Goal:
Review the lines that follow and copy each one that contains the word "一般行政管理事务".

Data excerpts
▽
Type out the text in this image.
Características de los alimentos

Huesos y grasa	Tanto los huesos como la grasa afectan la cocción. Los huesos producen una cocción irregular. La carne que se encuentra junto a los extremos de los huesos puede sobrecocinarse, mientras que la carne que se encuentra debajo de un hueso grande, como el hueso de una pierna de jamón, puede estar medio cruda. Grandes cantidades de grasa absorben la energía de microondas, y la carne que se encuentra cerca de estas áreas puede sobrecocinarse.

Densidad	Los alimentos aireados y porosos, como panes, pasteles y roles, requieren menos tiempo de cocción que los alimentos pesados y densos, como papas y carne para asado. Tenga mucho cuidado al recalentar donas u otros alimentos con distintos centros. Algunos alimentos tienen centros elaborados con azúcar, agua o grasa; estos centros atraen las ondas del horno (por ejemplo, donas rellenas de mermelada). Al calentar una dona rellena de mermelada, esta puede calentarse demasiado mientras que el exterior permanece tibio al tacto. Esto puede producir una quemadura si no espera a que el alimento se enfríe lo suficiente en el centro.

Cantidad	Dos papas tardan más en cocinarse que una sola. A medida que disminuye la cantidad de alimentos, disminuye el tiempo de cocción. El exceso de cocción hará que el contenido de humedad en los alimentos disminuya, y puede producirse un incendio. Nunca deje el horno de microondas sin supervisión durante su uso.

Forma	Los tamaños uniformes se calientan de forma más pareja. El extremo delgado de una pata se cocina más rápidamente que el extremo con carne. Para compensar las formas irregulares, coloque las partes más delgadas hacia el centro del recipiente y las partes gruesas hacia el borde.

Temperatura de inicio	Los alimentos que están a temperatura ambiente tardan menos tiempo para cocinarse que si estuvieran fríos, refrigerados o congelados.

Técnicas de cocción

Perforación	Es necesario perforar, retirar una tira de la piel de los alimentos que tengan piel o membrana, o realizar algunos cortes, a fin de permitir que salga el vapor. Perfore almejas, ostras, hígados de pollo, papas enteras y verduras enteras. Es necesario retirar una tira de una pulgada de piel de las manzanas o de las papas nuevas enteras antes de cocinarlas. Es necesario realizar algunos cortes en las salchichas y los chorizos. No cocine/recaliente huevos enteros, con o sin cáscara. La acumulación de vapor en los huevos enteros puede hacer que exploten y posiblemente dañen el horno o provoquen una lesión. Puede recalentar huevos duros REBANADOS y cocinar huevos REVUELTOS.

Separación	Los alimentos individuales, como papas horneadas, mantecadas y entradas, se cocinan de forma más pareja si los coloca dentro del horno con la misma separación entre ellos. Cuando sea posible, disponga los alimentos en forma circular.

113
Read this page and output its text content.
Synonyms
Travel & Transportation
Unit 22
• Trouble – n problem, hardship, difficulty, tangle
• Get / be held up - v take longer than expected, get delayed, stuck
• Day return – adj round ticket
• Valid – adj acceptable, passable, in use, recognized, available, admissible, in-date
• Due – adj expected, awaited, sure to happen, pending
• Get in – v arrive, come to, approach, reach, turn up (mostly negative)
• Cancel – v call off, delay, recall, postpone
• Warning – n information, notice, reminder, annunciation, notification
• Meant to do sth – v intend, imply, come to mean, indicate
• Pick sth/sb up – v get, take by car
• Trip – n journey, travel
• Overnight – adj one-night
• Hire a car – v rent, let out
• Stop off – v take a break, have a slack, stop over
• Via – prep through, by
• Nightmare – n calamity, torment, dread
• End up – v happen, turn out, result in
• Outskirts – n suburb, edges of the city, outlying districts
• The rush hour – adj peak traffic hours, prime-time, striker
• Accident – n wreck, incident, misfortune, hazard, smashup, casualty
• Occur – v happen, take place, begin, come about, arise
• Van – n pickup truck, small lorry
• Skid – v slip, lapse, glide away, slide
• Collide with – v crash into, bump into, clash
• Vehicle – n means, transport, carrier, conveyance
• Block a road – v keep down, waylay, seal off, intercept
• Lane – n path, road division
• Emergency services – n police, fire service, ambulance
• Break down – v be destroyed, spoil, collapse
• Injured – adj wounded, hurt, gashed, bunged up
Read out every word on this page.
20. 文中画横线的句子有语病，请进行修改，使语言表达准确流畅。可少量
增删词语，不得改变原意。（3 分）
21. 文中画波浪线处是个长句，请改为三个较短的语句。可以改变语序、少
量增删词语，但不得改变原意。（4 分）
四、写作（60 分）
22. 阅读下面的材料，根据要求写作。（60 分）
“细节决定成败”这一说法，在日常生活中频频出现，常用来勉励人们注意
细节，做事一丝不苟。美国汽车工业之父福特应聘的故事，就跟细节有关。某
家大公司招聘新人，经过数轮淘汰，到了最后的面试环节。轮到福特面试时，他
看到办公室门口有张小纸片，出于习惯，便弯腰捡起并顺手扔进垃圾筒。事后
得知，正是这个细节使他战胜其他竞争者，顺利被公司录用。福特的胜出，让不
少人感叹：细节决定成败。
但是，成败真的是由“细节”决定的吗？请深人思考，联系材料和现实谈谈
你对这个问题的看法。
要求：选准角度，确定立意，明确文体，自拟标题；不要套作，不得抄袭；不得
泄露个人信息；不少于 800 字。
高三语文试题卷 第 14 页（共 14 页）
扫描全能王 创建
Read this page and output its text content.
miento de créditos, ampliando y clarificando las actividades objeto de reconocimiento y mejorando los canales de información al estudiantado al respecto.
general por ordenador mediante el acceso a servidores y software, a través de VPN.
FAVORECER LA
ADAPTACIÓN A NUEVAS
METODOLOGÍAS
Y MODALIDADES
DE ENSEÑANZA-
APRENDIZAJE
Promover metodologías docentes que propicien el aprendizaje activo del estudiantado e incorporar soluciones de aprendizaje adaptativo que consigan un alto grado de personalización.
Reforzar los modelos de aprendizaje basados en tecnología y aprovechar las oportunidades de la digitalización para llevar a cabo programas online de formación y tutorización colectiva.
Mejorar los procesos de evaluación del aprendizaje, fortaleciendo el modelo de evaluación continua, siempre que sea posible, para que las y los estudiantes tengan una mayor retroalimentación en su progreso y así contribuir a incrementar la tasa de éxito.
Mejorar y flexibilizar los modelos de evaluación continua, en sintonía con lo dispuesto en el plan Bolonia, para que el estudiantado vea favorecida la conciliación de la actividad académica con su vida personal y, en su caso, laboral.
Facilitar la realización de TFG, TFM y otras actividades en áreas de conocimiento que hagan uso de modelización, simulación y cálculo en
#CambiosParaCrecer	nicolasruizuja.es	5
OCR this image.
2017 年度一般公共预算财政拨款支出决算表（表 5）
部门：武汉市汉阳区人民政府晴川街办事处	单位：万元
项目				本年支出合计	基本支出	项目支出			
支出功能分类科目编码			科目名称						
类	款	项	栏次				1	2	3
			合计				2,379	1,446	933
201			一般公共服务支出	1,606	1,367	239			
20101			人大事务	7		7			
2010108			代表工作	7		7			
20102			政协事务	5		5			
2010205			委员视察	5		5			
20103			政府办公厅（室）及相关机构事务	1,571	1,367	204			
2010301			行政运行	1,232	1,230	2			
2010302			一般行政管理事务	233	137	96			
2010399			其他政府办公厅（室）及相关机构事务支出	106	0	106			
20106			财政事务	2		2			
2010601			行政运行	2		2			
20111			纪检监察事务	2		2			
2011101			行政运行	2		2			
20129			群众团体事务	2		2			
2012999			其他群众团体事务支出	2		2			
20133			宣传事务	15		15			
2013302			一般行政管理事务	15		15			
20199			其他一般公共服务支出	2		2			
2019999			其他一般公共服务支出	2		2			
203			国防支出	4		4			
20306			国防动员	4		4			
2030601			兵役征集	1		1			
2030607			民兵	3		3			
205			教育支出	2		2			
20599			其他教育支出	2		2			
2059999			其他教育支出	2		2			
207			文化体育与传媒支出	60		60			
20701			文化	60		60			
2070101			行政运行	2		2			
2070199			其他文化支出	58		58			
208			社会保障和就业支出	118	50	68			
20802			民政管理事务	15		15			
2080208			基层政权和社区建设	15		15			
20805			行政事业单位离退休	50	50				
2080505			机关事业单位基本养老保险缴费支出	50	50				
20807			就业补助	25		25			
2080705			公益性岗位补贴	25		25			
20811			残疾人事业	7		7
△
Reply to the exercise:
2010302			一般行政管理事务	233	137	96			
2013302			一般行政管理事务	15		15			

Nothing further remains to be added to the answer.